> [GIVEN TASK]: Pull out every line below that contains the word "branch".

> [AVAILABLE DATA]:
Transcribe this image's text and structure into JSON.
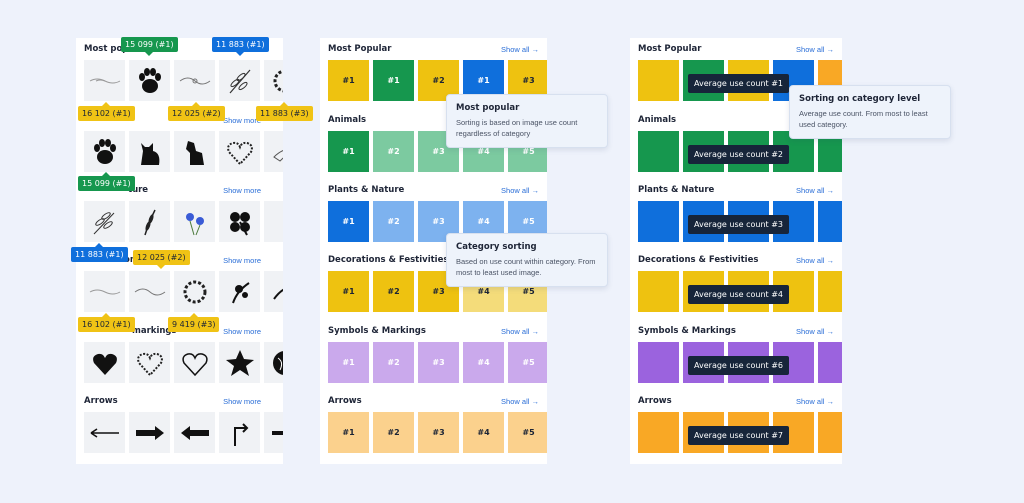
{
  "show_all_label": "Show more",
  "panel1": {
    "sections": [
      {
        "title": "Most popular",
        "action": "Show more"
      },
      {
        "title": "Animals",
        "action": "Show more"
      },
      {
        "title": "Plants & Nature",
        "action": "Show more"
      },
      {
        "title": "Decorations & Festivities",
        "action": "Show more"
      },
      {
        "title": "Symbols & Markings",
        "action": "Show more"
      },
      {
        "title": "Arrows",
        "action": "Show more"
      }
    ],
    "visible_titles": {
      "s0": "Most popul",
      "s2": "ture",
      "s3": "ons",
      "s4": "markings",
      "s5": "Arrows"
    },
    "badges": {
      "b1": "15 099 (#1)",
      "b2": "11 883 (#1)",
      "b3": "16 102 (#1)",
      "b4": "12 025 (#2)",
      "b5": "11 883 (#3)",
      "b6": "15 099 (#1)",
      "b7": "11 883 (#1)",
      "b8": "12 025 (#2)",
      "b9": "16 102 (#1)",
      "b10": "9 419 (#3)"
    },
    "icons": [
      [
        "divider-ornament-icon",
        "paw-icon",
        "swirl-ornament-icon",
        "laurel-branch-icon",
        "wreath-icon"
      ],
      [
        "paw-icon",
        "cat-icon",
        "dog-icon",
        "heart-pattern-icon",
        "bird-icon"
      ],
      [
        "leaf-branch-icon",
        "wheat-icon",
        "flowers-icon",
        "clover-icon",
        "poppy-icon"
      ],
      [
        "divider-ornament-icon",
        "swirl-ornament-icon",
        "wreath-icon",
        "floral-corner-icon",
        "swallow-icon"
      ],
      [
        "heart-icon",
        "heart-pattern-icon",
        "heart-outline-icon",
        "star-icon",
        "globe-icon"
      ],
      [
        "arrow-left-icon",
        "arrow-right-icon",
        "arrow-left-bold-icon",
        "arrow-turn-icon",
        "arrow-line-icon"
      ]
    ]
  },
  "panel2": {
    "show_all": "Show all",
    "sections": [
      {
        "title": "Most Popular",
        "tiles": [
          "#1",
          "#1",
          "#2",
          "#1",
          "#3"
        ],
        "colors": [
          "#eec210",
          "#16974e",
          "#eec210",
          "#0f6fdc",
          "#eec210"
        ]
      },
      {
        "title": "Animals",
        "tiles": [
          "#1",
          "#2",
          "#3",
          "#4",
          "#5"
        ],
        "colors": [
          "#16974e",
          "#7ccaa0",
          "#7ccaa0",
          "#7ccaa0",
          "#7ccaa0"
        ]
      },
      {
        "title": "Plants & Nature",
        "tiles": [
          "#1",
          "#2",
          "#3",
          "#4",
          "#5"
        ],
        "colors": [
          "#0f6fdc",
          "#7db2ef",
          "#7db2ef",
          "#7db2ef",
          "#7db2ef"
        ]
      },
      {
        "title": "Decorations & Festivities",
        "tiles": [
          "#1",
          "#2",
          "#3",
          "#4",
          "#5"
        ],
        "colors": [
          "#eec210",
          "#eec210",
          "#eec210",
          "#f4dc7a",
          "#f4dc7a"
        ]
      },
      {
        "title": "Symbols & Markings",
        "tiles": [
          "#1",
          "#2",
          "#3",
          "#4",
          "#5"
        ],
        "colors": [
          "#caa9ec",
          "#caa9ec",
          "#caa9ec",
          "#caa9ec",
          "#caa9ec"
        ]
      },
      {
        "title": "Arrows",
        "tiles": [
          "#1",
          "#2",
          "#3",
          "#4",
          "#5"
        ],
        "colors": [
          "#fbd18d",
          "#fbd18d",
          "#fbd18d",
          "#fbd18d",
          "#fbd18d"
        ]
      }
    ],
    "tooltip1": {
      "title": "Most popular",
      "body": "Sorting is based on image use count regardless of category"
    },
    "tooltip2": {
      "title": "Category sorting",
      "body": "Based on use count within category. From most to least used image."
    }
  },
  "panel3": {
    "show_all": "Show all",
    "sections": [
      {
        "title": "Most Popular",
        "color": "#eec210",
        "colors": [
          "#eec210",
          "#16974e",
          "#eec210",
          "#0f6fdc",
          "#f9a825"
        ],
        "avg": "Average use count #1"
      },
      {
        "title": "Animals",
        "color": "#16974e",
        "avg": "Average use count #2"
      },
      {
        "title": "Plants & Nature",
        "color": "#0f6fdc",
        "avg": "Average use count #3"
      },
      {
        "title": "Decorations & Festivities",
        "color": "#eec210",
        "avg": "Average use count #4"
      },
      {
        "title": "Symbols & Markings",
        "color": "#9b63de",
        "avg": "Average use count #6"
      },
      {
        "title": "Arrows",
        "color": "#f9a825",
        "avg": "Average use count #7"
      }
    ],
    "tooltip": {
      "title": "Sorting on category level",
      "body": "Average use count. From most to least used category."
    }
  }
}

> [ANSWER FOR THIS EXERCISE]:
        "laurel-branch-icon",
        "leaf-branch-icon",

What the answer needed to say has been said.